◆ Short exercise: Determine how many lines hold "year" and give only that number.

◆ Records from a collection of figures:

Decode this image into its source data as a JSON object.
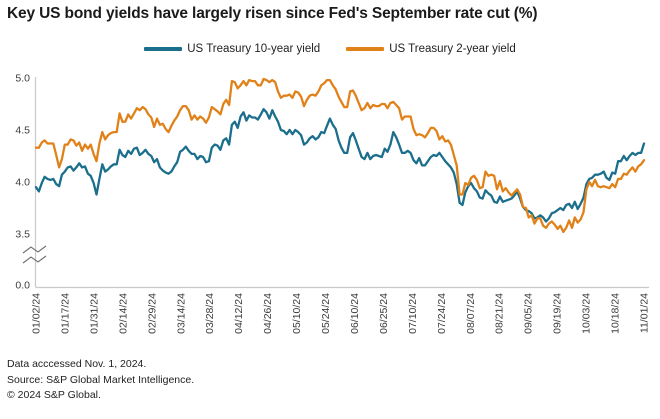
{
  "footer": {
    "accessed": "Data acccessed Nov. 1, 2024.",
    "source": "Source: S&P Global Market Intelligence.",
    "copyright": "© 2024 S&P Global."
  },
  "chart_data": {
    "type": "line",
    "title": "Key US bond yields have largely risen since Fed's September rate cut (%)",
    "xlabel": "",
    "ylabel": "",
    "grid": false,
    "legend_position": "top-center",
    "ylim": [
      3.5,
      5.0
    ],
    "y_tick_labels": [
      "5.0",
      "4.5",
      "4.0",
      "3.5"
    ],
    "y_axis_break": true,
    "y_axis_break_label": "0.0",
    "x_unit": "daily trading dates, MM/DD/YY",
    "x_tick_labels": [
      "01/02/24",
      "01/17/24",
      "01/31/24",
      "02/14/24",
      "02/29/24",
      "03/14/24",
      "03/28/24",
      "04/12/24",
      "04/26/24",
      "05/10/24",
      "05/24/24",
      "06/10/24",
      "06/25/24",
      "07/10/24",
      "07/24/24",
      "08/07/24",
      "08/21/24",
      "09/05/24",
      "09/19/24",
      "10/03/24",
      "10/18/24",
      "11/01/24"
    ],
    "series": [
      {
        "name": "US Treasury 10-year yield",
        "color": "#1b6e8c",
        "values": [
          3.95,
          3.91,
          3.99,
          4.05,
          4.03,
          4.02,
          4.03,
          3.98,
          3.96,
          4.07,
          4.1,
          4.14,
          4.15,
          4.11,
          4.14,
          4.18,
          4.14,
          4.15,
          4.08,
          4.06,
          3.99,
          3.88,
          4.03,
          4.17,
          4.1,
          4.12,
          4.15,
          4.17,
          4.17,
          4.31,
          4.26,
          4.24,
          4.3,
          4.27,
          4.32,
          4.33,
          4.26,
          4.28,
          4.31,
          4.27,
          4.25,
          4.19,
          4.22,
          4.14,
          4.11,
          4.09,
          4.08,
          4.1,
          4.15,
          4.19,
          4.29,
          4.31,
          4.34,
          4.3,
          4.27,
          4.27,
          4.22,
          4.25,
          4.24,
          4.19,
          4.2,
          4.33,
          4.36,
          4.35,
          4.31,
          4.4,
          4.42,
          4.36,
          4.55,
          4.58,
          4.52,
          4.63,
          4.67,
          4.59,
          4.64,
          4.62,
          4.62,
          4.6,
          4.65,
          4.7,
          4.67,
          4.61,
          4.69,
          4.63,
          4.58,
          4.5,
          4.49,
          4.46,
          4.5,
          4.46,
          4.5,
          4.48,
          4.45,
          4.36,
          4.38,
          4.42,
          4.44,
          4.41,
          4.43,
          4.48,
          4.47,
          4.54,
          4.61,
          4.55,
          4.51,
          4.4,
          4.33,
          4.28,
          4.28,
          4.43,
          4.47,
          4.4,
          4.32,
          4.24,
          4.22,
          4.28,
          4.22,
          4.25,
          4.26,
          4.25,
          4.24,
          4.32,
          4.29,
          4.36,
          4.48,
          4.43,
          4.36,
          4.28,
          4.28,
          4.3,
          4.28,
          4.21,
          4.18,
          4.23,
          4.16,
          4.16,
          4.2,
          4.24,
          4.26,
          4.25,
          4.28,
          4.24,
          4.2,
          4.17,
          4.14,
          4.09,
          3.98,
          3.8,
          3.78,
          3.9,
          3.96,
          3.99,
          3.94,
          3.91,
          3.85,
          3.84,
          3.92,
          3.89,
          3.87,
          3.81,
          3.8,
          3.86,
          3.81,
          3.82,
          3.83,
          3.84,
          3.87,
          3.91,
          3.84,
          3.76,
          3.73,
          3.72,
          3.7,
          3.65,
          3.66,
          3.68,
          3.66,
          3.62,
          3.65,
          3.7,
          3.71,
          3.73,
          3.75,
          3.73,
          3.78,
          3.79,
          3.75,
          3.81,
          3.74,
          3.79,
          3.85,
          3.98,
          4.03,
          4.04,
          4.07,
          4.07,
          4.08,
          4.1,
          4.04,
          4.02,
          4.09,
          4.08,
          4.2,
          4.2,
          4.25,
          4.21,
          4.25,
          4.28,
          4.26,
          4.28,
          4.28,
          4.37
        ]
      },
      {
        "name": "US Treasury 2-year yield",
        "color": "#e08219",
        "values": [
          4.33,
          4.33,
          4.38,
          4.4,
          4.37,
          4.37,
          4.37,
          4.26,
          4.14,
          4.22,
          4.36,
          4.36,
          4.41,
          4.4,
          4.35,
          4.38,
          4.3,
          4.36,
          4.32,
          4.36,
          4.27,
          4.2,
          4.37,
          4.48,
          4.41,
          4.45,
          4.47,
          4.48,
          4.48,
          4.66,
          4.58,
          4.58,
          4.65,
          4.61,
          4.66,
          4.71,
          4.69,
          4.72,
          4.7,
          4.65,
          4.62,
          4.53,
          4.61,
          4.55,
          4.56,
          4.51,
          4.48,
          4.54,
          4.59,
          4.63,
          4.69,
          4.73,
          4.73,
          4.69,
          4.6,
          4.64,
          4.6,
          4.63,
          4.61,
          4.57,
          4.62,
          4.72,
          4.7,
          4.68,
          4.65,
          4.75,
          4.79,
          4.74,
          4.97,
          4.96,
          4.9,
          4.93,
          4.97,
          4.93,
          4.98,
          4.97,
          4.97,
          4.93,
          4.93,
          4.99,
          4.98,
          4.96,
          4.98,
          4.96,
          4.87,
          4.81,
          4.83,
          4.83,
          4.84,
          4.81,
          4.87,
          4.86,
          4.82,
          4.73,
          4.79,
          4.83,
          4.84,
          4.83,
          4.87,
          4.93,
          4.95,
          4.98,
          4.98,
          4.93,
          4.89,
          4.82,
          4.77,
          4.72,
          4.72,
          4.87,
          4.88,
          4.83,
          4.76,
          4.69,
          4.71,
          4.76,
          4.71,
          4.74,
          4.73,
          4.73,
          4.75,
          4.75,
          4.71,
          4.76,
          4.77,
          4.74,
          4.71,
          4.6,
          4.63,
          4.63,
          4.63,
          4.51,
          4.45,
          4.46,
          4.45,
          4.43,
          4.47,
          4.52,
          4.52,
          4.49,
          4.41,
          4.44,
          4.39,
          4.4,
          4.36,
          4.26,
          4.16,
          3.88,
          3.88,
          3.99,
          3.97,
          4.04,
          4.06,
          4.02,
          3.94,
          3.95,
          4.1,
          4.06,
          4.07,
          4.06,
          3.93,
          4.01,
          3.91,
          3.94,
          3.9,
          3.87,
          3.9,
          3.93,
          3.88,
          3.76,
          3.75,
          3.66,
          3.68,
          3.6,
          3.65,
          3.65,
          3.58,
          3.56,
          3.6,
          3.62,
          3.59,
          3.55,
          3.58,
          3.52,
          3.56,
          3.63,
          3.56,
          3.66,
          3.61,
          3.64,
          3.71,
          3.93,
          4.0,
          3.96,
          4.02,
          3.96,
          3.95,
          3.96,
          3.95,
          3.94,
          3.98,
          3.95,
          4.03,
          4.03,
          4.08,
          4.07,
          4.11,
          4.14,
          4.1,
          4.15,
          4.17,
          4.21
        ]
      }
    ]
  }
}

◆ Exercise response: 2